• **What you need to do**
Your task is to repeat the entries exactly. Leave the pictures out.

Items from a figure collection
☆ ☆ ☆ ☆ ☆

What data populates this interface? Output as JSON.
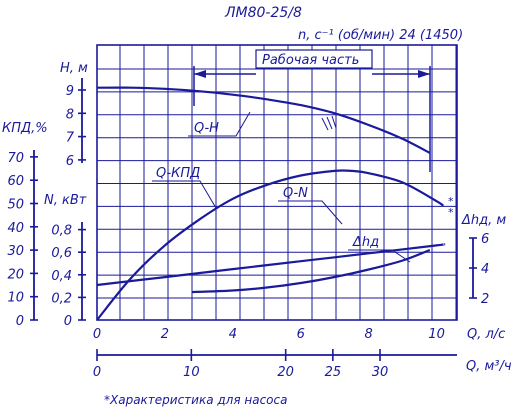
{
  "chart_data": {
    "type": "line",
    "title": "ЛМ80-25/8",
    "subtitle": "n, c⁻¹ (об/мин) 24 (1450)",
    "caption": "*Характеристика для насоса",
    "working_range": {
      "label": "Рабочая часть",
      "from_q": 2.8,
      "to_q": 9.8
    },
    "x_axis": {
      "label": "Q, л/с",
      "range": [
        0,
        10.6
      ],
      "ticks": [
        "0",
        "2",
        "4",
        "6",
        "8",
        "10"
      ]
    },
    "x2_axis": {
      "label": "Q, м³/ч",
      "ticks": [
        "0",
        "10",
        "20",
        "25",
        "30"
      ],
      "tick_values": [
        0,
        10,
        20,
        25,
        30
      ]
    },
    "axes": {
      "H": {
        "label": "H, м",
        "ticks": [
          "9",
          "8",
          "7",
          "6"
        ]
      },
      "eff": {
        "label": "КПД,%",
        "ticks": [
          "70",
          "60",
          "50",
          "40",
          "30",
          "20",
          "10",
          "0"
        ]
      },
      "N": {
        "label": "N, кВт",
        "ticks": [
          "0,8",
          "0,6",
          "0,4",
          "0,2",
          "0"
        ]
      },
      "dh": {
        "label": "Δhд, м",
        "ticks": [
          "6",
          "4",
          "2"
        ]
      }
    },
    "series": [
      {
        "name": "Q-H",
        "axis": "H",
        "x": [
          0,
          1,
          2,
          3,
          4,
          5,
          6,
          7,
          8,
          9,
          9.8
        ],
        "y": [
          9.1,
          9.1,
          9.05,
          8.95,
          8.8,
          8.6,
          8.35,
          8.0,
          7.5,
          6.9,
          6.3
        ]
      },
      {
        "name": "Q-КПД",
        "axis": "eff",
        "x": [
          0,
          1,
          2,
          3,
          4,
          5,
          6,
          7,
          7.5,
          8,
          9,
          10,
          10.2
        ],
        "y": [
          0,
          18,
          32,
          43,
          52,
          58,
          62,
          64,
          64,
          63,
          59,
          51,
          49
        ]
      },
      {
        "name": "Q-N",
        "axis": "N",
        "x": [
          0,
          2,
          4,
          6,
          8,
          10,
          10.2
        ],
        "y": [
          0.31,
          0.38,
          0.45,
          0.52,
          0.59,
          0.66,
          0.67
        ]
      },
      {
        "name": "Δhд",
        "axis": "dh",
        "x": [
          2.8,
          4,
          5,
          6,
          7,
          8,
          9,
          9.8
        ],
        "y": [
          2.4,
          2.5,
          2.7,
          3.0,
          3.4,
          3.9,
          4.5,
          5.2
        ]
      }
    ],
    "grid": true
  }
}
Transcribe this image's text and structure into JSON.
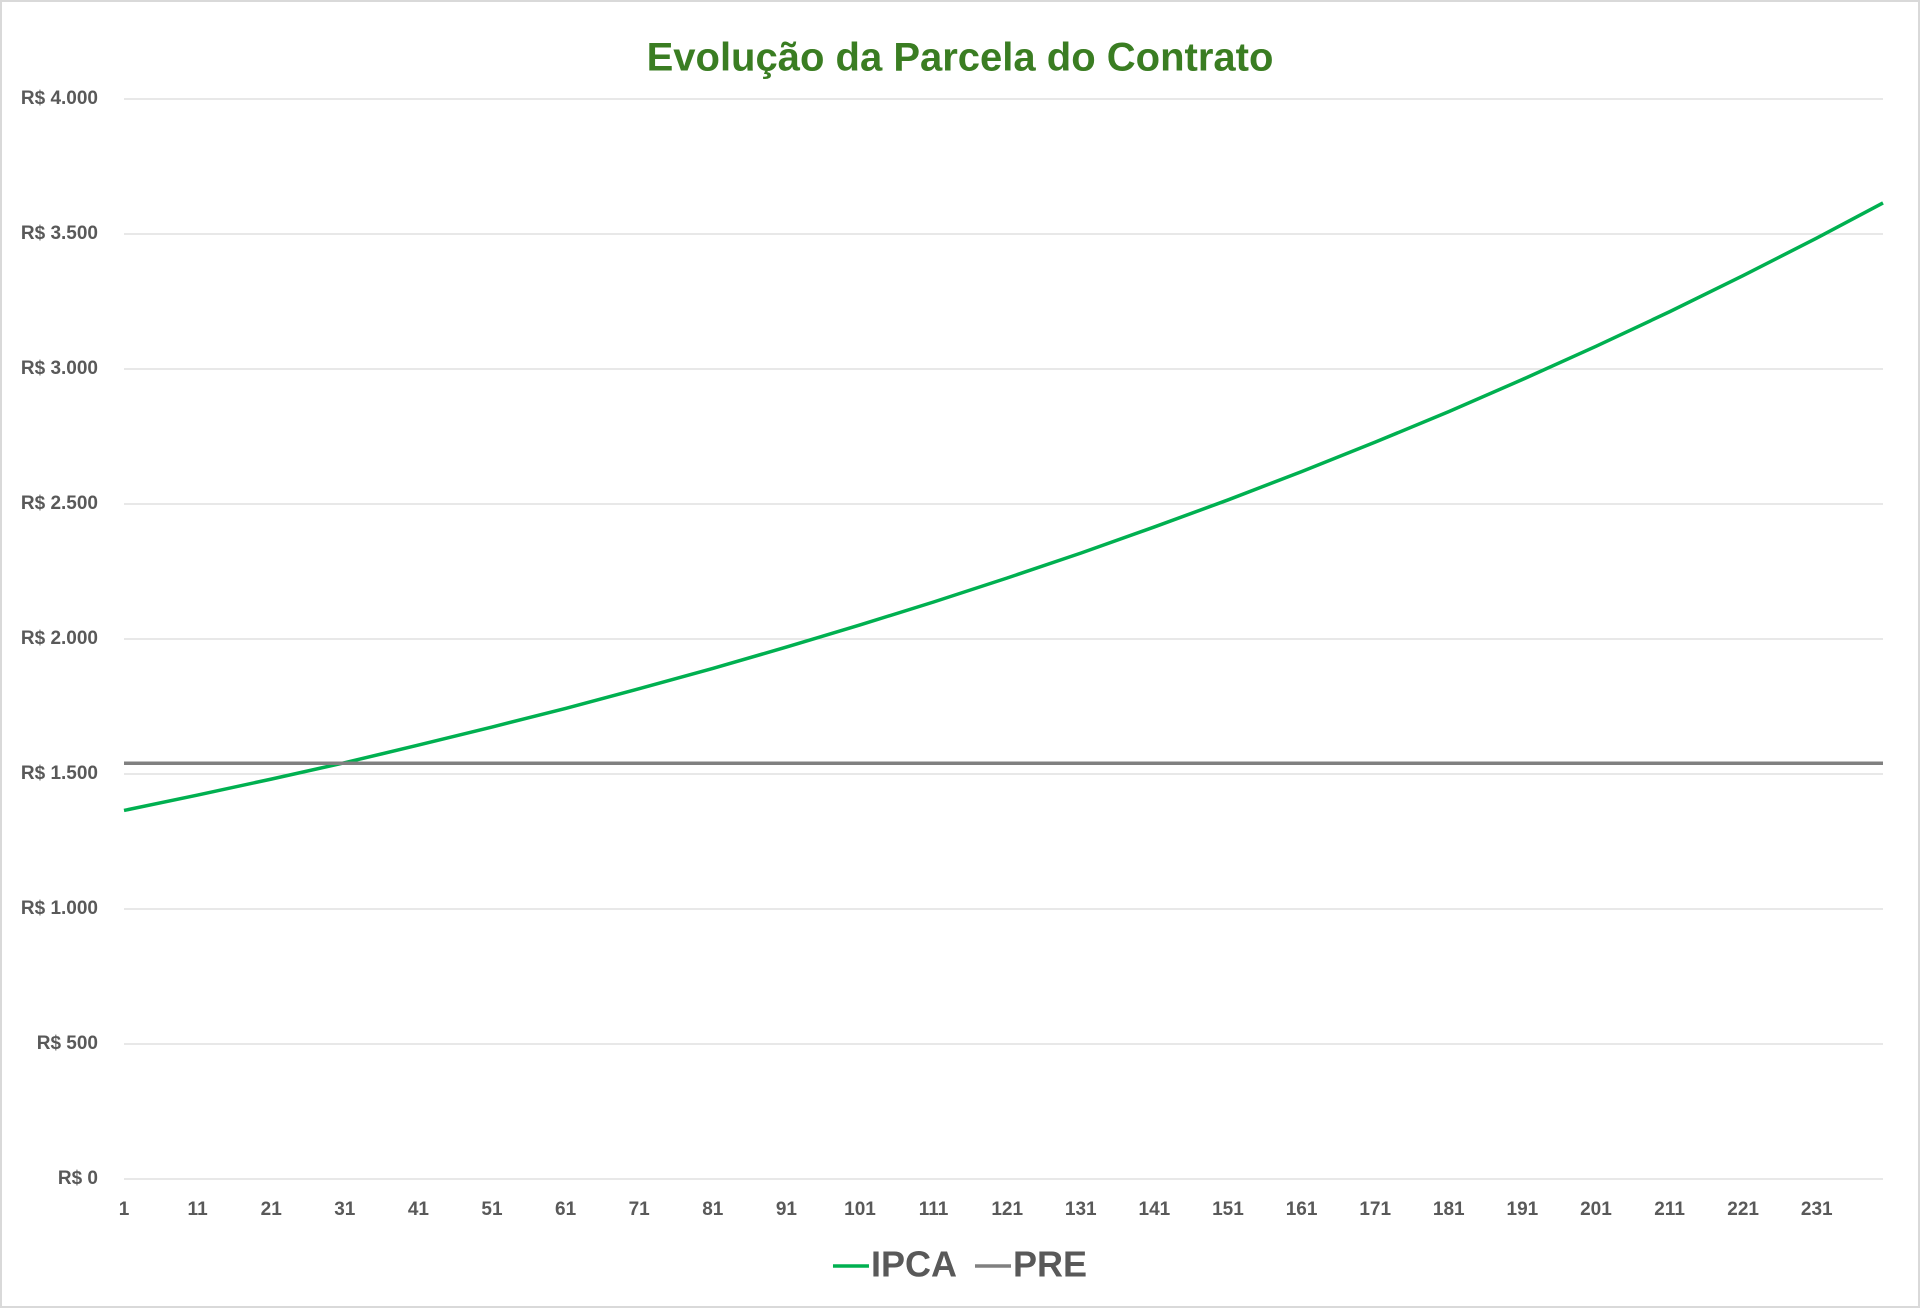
{
  "chart_data": {
    "type": "line",
    "title": "Evolução da Parcela do Contrato",
    "title_color": "#3a7d22",
    "x": [
      1,
      11,
      21,
      31,
      41,
      51,
      61,
      71,
      81,
      91,
      101,
      111,
      121,
      131,
      141,
      151,
      161,
      171,
      181,
      191,
      201,
      211,
      221,
      231,
      240
    ],
    "series": [
      {
        "name": "IPCA",
        "color": "#00b050",
        "values": [
          1365,
          1422,
          1481,
          1542,
          1607,
          1674,
          1743,
          1816,
          1891,
          1970,
          2052,
          2137,
          2226,
          2318,
          2415,
          2515,
          2620,
          2729,
          2842,
          2961,
          3084,
          3212,
          3346,
          3485,
          3615
        ]
      },
      {
        "name": "PRE",
        "color": "#808080",
        "values": [
          1540,
          1540,
          1540,
          1540,
          1540,
          1540,
          1540,
          1540,
          1540,
          1540,
          1540,
          1540,
          1540,
          1540,
          1540,
          1540,
          1540,
          1540,
          1540,
          1540,
          1540,
          1540,
          1540,
          1540,
          1540
        ]
      }
    ],
    "xlim": [
      1,
      240
    ],
    "xticks": [
      1,
      11,
      21,
      31,
      41,
      51,
      61,
      71,
      81,
      91,
      101,
      111,
      121,
      131,
      141,
      151,
      161,
      171,
      181,
      191,
      201,
      211,
      221,
      231
    ],
    "ylim": [
      0,
      4000
    ],
    "yticks": [
      {
        "value": 0,
        "label": "R$ 0"
      },
      {
        "value": 500,
        "label": "R$ 500"
      },
      {
        "value": 1000,
        "label": "R$ 1.000"
      },
      {
        "value": 1500,
        "label": "R$ 1.500"
      },
      {
        "value": 2000,
        "label": "R$ 2.000"
      },
      {
        "value": 2500,
        "label": "R$ 2.500"
      },
      {
        "value": 3000,
        "label": "R$ 3.000"
      },
      {
        "value": 3500,
        "label": "R$ 3.500"
      },
      {
        "value": 4000,
        "label": "R$ 4.000"
      }
    ],
    "grid": true,
    "legend": "bottom"
  }
}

☆ ☆ ☆ ☆ ☆

• **Full output**
What data populates this interface? Output as JSON.
{
  "chart_data": {
    "type": "line",
    "title": "ЛМ80-25/8",
    "subtitle": "n, c⁻¹ (об/мин) 24 (1450)",
    "caption": "*Характеристика для насоса",
    "working_range": {
      "label": "Рабочая часть",
      "from_q": 2.8,
      "to_q": 9.8
    },
    "x_axis": {
      "label": "Q, л/с",
      "range": [
        0,
        10.6
      ],
      "ticks": [
        "0",
        "2",
        "4",
        "6",
        "8",
        "10"
      ]
    },
    "x2_axis": {
      "label": "Q, м³/ч",
      "ticks": [
        "0",
        "10",
        "20",
        "25",
        "30"
      ],
      "tick_values": [
        0,
        10,
        20,
        25,
        30
      ]
    },
    "axes": {
      "H": {
        "label": "H, м",
        "ticks": [
          "9",
          "8",
          "7",
          "6"
        ]
      },
      "eff": {
        "label": "КПД,%",
        "ticks": [
          "70",
          "60",
          "50",
          "40",
          "30",
          "20",
          "10",
          "0"
        ]
      },
      "N": {
        "label": "N, кВт",
        "ticks": [
          "0,8",
          "0,6",
          "0,4",
          "0,2",
          "0"
        ]
      },
      "dh": {
        "label": "Δhд, м",
        "ticks": [
          "6",
          "4",
          "2"
        ]
      }
    },
    "series": [
      {
        "name": "Q-H",
        "axis": "H",
        "x": [
          0,
          1,
          2,
          3,
          4,
          5,
          6,
          7,
          8,
          9,
          9.8
        ],
        "y": [
          9.1,
          9.1,
          9.05,
          8.95,
          8.8,
          8.6,
          8.35,
          8.0,
          7.5,
          6.9,
          6.3
        ]
      },
      {
        "name": "Q-КПД",
        "axis": "eff",
        "x": [
          0,
          1,
          2,
          3,
          4,
          5,
          6,
          7,
          7.5,
          8,
          9,
          10,
          10.2
        ],
        "y": [
          0,
          18,
          32,
          43,
          52,
          58,
          62,
          64,
          64,
          63,
          59,
          51,
          49
        ]
      },
      {
        "name": "Q-N",
        "axis": "N",
        "x": [
          0,
          2,
          4,
          6,
          8,
          10,
          10.2
        ],
        "y": [
          0.31,
          0.38,
          0.45,
          0.52,
          0.59,
          0.66,
          0.67
        ]
      },
      {
        "name": "Δhд",
        "axis": "dh",
        "x": [
          2.8,
          4,
          5,
          6,
          7,
          8,
          9,
          9.8
        ],
        "y": [
          2.4,
          2.5,
          2.7,
          3.0,
          3.4,
          3.9,
          4.5,
          5.2
        ]
      }
    ],
    "grid": true
  }
}
Transcribe this image's text and structure into JSON.
{
  "chart_data": {
    "type": "line",
    "title": "Evolução da Parcela do Contrato",
    "title_color": "#3a7d22",
    "x": [
      1,
      11,
      21,
      31,
      41,
      51,
      61,
      71,
      81,
      91,
      101,
      111,
      121,
      131,
      141,
      151,
      161,
      171,
      181,
      191,
      201,
      211,
      221,
      231,
      240
    ],
    "series": [
      {
        "name": "IPCA",
        "color": "#00b050",
        "values": [
          1365,
          1422,
          1481,
          1542,
          1607,
          1674,
          1743,
          1816,
          1891,
          1970,
          2052,
          2137,
          2226,
          2318,
          2415,
          2515,
          2620,
          2729,
          2842,
          2961,
          3084,
          3212,
          3346,
          3485,
          3615
        ]
      },
      {
        "name": "PRE",
        "color": "#808080",
        "values": [
          1540,
          1540,
          1540,
          1540,
          1540,
          1540,
          1540,
          1540,
          1540,
          1540,
          1540,
          1540,
          1540,
          1540,
          1540,
          1540,
          1540,
          1540,
          1540,
          1540,
          1540,
          1540,
          1540,
          1540,
          1540
        ]
      }
    ],
    "xlim": [
      1,
      240
    ],
    "xticks": [
      1,
      11,
      21,
      31,
      41,
      51,
      61,
      71,
      81,
      91,
      101,
      111,
      121,
      131,
      141,
      151,
      161,
      171,
      181,
      191,
      201,
      211,
      221,
      231
    ],
    "ylim": [
      0,
      4000
    ],
    "yticks": [
      {
        "value": 0,
        "label": "R$ 0"
      },
      {
        "value": 500,
        "label": "R$ 500"
      },
      {
        "value": 1000,
        "label": "R$ 1.000"
      },
      {
        "value": 1500,
        "label": "R$ 1.500"
      },
      {
        "value": 2000,
        "label": "R$ 2.000"
      },
      {
        "value": 2500,
        "label": "R$ 2.500"
      },
      {
        "value": 3000,
        "label": "R$ 3.000"
      },
      {
        "value": 3500,
        "label": "R$ 3.500"
      },
      {
        "value": 4000,
        "label": "R$ 4.000"
      }
    ],
    "grid": true,
    "legend": "bottom"
  }
}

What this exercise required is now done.